Extract every line of the material that holds the string "text".

• Data excerpts
┄┄┄┄┄┄

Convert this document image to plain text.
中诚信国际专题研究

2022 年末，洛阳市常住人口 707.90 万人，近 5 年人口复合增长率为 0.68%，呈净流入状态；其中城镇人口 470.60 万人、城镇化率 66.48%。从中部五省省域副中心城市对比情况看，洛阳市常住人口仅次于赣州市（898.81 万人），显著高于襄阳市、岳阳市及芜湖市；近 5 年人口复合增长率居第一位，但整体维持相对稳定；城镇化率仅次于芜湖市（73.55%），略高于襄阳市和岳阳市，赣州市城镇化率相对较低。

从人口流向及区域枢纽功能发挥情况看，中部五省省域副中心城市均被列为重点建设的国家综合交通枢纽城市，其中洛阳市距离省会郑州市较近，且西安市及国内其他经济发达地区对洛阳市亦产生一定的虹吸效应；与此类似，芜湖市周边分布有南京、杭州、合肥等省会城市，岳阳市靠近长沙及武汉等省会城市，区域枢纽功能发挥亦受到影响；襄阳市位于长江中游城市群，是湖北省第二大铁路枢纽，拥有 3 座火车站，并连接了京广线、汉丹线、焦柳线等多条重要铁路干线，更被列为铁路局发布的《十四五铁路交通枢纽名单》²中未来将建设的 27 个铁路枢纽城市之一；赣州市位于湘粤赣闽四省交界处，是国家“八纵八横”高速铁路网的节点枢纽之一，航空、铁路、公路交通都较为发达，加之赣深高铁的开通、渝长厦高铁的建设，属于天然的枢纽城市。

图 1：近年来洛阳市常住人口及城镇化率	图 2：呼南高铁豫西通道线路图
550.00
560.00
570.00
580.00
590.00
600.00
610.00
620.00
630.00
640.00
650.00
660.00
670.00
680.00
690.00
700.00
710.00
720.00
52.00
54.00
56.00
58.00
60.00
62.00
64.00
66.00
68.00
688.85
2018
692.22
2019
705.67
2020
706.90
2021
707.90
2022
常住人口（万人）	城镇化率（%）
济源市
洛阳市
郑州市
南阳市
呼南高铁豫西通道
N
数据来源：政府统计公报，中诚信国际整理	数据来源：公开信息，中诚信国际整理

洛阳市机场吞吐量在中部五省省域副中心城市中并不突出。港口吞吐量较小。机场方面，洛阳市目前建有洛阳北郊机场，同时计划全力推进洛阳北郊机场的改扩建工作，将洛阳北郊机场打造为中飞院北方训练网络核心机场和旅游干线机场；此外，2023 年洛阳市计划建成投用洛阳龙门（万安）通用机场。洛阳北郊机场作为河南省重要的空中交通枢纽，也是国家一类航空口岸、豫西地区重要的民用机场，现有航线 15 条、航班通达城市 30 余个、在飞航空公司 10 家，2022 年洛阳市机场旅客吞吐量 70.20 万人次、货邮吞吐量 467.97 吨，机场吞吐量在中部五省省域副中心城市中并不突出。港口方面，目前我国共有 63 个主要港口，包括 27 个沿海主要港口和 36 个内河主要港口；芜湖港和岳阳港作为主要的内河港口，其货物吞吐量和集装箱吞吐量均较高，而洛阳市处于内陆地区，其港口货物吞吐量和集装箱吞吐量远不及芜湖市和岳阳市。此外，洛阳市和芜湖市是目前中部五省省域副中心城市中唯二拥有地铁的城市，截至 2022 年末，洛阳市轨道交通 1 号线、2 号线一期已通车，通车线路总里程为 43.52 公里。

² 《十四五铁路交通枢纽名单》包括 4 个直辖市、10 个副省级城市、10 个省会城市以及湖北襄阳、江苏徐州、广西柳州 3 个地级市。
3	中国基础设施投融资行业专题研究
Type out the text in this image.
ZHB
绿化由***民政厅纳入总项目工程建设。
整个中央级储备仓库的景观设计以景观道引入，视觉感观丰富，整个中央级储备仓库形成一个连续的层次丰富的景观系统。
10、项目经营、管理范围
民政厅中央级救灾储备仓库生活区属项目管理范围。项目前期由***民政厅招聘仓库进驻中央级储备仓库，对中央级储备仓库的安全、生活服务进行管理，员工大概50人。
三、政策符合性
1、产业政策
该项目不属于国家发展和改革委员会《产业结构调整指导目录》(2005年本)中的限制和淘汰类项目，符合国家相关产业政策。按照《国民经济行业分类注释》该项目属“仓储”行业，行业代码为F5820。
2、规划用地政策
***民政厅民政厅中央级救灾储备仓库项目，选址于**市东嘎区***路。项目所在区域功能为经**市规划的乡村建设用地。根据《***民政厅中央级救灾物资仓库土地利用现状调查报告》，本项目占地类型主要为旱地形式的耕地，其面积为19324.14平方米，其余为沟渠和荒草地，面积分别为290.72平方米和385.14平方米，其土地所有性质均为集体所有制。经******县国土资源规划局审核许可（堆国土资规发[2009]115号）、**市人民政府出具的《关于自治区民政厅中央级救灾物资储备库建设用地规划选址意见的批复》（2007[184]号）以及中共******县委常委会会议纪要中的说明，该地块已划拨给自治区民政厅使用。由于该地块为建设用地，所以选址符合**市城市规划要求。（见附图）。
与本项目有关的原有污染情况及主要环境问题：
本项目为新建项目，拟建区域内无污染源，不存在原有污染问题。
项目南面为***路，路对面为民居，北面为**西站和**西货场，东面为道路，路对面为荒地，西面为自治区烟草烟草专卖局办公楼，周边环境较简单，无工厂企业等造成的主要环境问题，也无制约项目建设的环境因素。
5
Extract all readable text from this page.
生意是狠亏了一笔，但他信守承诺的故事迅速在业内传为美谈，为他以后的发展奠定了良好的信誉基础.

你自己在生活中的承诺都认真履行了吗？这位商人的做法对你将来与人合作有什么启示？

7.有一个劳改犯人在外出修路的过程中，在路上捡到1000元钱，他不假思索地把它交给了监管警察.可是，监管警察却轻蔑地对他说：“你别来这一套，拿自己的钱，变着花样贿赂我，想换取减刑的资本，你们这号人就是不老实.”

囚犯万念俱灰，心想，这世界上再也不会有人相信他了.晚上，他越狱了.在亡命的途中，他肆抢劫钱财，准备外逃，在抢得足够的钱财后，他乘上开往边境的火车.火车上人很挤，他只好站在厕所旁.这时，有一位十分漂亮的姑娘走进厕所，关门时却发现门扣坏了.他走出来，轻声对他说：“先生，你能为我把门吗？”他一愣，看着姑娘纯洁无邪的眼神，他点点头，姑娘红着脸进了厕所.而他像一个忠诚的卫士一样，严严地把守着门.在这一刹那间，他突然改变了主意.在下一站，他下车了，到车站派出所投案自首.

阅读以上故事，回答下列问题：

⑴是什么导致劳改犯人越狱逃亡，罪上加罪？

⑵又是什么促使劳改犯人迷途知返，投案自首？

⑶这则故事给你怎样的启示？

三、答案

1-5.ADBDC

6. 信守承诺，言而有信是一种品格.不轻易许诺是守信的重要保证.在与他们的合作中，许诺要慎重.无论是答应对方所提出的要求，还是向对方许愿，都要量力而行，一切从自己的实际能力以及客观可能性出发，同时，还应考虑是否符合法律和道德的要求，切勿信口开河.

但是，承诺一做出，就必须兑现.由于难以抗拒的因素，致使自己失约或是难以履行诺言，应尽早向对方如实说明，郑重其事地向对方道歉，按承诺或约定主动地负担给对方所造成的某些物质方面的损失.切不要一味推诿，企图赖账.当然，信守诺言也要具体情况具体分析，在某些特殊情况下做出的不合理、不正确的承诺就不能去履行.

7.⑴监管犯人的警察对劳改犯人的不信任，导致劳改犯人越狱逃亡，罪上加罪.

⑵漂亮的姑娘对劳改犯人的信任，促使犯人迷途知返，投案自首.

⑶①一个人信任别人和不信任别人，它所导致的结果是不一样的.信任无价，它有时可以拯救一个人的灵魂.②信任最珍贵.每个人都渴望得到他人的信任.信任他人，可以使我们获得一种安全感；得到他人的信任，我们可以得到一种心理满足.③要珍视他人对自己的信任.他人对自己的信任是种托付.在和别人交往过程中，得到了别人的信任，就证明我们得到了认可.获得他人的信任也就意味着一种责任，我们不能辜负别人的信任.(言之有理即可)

┄┄┄┄┄┄

• Result
Convert this document image to plain text.
Type out the text in this image.
Extract all readable text from this page.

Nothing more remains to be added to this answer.